TEXT FOR ANALYSIS:

=-=-=

4 Aquilae

Observation data Epoch J2000 Equinox ICRS
- Constellation: Aquila
- Right ascension: 18^{h} 44^{m} 49.93813^{s}
- Declination: +02° 03′ 36.1381″
- Apparent magnitude (V): 5.02

Characteristics
- Spectral type: B9 V
- B−V color index: −0.055±0.016

Astrometry
- Radial velocity (R_{v}): −13.0±4.2 km/s
- Proper motion (μ): RA: +9.347 mas/yr Dec.: −14.719 mas/yr
- Parallax (π): 6.7299±0.2433 mas
- Distance: 480 ± 20 ly (149 ± 5 pc)
- Absolute magnitude (M_{V}): −0.75

Details
- Mass: 3.60±0.06 M_{☉}
- Radius: 3.00 R_{☉}
- Luminosity: 294+20.4 −20.9 L_{☉}
- Surface gravity (log g): 3.46±0.10 cgs
- Temperature: 10,965+50 −51 K
- Rotational velocity (v sin i): 259 km/s
- Other designations: 4 Aql, AG+02 2306, BD+01°3766, GC 25652, HD 173370, HIP 91975, HR 7040, SAO 123879

Database references
- SIMBAD: data

= 4 Aquilae =

Star in the constellation Aquila

4 Aquilae, abbreviated 4 Aql, is a single, white-hued star in the equatorial constellation of Aquila. 4 Aquilae is the Flamsteed designation. It has an apparent visual magnitude of 5.02, making it a faint star visible to the naked eye. The distance to 4 Aql can be estimated from its annual parallax shift of 6.7 mas, yielding an estimated range of around 480 light years. It is moving closer to the Earth with a heliocentric radial velocity of −13 km/s.

=-=-=

[Source data]

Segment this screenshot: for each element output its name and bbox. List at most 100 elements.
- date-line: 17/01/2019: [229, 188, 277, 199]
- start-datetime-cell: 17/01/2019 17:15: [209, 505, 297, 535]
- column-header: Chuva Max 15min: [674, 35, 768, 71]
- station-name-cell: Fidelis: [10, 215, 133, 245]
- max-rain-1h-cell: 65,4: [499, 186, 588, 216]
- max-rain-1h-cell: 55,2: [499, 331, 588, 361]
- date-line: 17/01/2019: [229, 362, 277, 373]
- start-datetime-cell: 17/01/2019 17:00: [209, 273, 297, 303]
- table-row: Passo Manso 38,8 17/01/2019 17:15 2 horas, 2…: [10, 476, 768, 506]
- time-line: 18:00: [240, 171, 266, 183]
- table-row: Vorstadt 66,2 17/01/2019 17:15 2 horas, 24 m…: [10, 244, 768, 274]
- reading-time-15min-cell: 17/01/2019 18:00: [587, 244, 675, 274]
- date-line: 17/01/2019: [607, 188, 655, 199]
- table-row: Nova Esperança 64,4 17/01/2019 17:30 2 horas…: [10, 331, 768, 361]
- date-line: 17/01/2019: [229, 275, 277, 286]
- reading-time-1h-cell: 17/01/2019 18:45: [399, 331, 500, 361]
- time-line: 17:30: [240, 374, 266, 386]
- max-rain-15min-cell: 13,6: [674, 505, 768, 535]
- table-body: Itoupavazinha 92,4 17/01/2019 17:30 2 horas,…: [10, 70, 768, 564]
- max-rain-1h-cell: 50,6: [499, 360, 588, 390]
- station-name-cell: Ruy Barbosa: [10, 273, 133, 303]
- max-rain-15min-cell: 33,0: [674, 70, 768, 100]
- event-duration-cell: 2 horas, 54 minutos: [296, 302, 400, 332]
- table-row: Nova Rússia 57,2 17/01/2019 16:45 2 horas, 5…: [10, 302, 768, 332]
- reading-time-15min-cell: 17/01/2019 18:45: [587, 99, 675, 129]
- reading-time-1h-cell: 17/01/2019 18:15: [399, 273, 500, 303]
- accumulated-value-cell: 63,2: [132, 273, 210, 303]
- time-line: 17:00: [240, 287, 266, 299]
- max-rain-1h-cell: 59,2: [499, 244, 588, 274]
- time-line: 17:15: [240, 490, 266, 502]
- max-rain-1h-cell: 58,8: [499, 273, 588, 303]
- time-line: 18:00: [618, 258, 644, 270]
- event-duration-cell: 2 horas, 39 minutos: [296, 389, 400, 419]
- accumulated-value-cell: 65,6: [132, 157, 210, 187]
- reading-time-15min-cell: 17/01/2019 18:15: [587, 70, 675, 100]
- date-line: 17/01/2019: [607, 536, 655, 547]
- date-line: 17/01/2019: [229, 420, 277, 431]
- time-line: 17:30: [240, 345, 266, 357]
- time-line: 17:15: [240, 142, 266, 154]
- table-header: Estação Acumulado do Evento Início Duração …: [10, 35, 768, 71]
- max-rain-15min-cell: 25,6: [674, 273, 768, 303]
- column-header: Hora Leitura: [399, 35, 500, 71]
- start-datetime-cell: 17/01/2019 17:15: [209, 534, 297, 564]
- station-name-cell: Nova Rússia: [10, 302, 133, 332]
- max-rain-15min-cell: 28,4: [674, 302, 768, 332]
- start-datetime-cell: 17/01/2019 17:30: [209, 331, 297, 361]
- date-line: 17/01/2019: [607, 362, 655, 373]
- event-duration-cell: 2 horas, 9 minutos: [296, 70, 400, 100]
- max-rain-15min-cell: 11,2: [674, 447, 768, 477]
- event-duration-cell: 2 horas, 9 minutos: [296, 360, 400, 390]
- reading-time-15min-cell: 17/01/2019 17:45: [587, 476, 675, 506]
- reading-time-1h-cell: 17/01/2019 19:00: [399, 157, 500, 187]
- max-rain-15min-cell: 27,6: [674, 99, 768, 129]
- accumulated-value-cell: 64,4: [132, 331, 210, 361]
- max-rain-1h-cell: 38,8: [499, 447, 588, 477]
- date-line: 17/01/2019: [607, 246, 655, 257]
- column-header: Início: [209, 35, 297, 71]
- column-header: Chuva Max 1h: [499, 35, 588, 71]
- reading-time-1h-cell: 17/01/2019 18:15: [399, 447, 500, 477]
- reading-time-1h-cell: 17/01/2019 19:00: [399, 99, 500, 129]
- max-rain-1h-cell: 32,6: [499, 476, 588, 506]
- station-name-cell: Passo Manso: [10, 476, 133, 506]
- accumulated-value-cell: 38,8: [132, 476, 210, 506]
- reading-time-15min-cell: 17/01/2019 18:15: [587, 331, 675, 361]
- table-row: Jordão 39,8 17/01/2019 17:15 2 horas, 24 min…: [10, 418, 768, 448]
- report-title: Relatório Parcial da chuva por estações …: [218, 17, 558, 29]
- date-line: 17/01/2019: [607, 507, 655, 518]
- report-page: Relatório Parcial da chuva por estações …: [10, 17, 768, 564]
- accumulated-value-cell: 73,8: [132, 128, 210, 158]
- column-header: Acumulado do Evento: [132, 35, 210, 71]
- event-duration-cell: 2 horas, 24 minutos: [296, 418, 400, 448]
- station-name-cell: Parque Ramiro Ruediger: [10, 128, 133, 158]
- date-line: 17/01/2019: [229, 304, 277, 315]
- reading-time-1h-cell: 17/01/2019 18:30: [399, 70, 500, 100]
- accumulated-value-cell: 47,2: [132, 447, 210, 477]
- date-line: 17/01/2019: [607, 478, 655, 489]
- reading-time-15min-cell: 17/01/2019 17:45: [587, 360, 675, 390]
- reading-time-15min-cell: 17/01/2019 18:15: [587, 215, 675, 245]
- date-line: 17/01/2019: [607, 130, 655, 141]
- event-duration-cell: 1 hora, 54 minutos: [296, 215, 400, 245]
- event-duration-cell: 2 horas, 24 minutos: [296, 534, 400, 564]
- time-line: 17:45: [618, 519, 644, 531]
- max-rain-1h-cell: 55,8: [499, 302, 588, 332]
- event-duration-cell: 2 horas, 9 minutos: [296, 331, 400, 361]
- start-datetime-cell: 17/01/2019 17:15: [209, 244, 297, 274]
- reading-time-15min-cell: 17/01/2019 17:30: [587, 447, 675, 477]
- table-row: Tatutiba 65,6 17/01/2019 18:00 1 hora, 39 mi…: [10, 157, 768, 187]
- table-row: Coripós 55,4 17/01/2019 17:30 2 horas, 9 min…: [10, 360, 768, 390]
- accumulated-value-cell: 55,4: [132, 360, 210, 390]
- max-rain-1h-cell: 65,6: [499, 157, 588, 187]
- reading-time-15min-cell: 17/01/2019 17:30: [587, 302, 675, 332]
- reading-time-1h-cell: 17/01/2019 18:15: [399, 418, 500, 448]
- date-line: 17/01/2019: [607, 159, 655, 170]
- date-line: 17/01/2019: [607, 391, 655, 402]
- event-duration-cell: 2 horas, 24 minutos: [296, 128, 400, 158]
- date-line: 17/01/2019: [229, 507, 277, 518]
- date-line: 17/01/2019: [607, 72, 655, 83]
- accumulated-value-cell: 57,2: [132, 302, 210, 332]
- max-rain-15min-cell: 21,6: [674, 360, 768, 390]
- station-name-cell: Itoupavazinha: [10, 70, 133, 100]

=-=-=

GOAL OF THE EXERCISE: Go on with the article on 4 Aquilae, starting right after its last sentence. The records are separate material and are not part of the text about the star 4 Aquilae.

EXERCISE ANSWER:
This is a B-type main-sequence star with a stellar classification of B9 V. It was classed as a Be star by Arne Sletteback in 1982, indicating it has ionized circumstellar gas. The star is spinning rapidly, showing a projected rotational velocity of 259 km/s, and is being viewed almost equator-on. It has 3.6 times the mass of the Sun and 3 times the Sun's radius. The star is radiating 294 times the Sun's luminosity from its photosphere at an effective temperature of 10,965 K.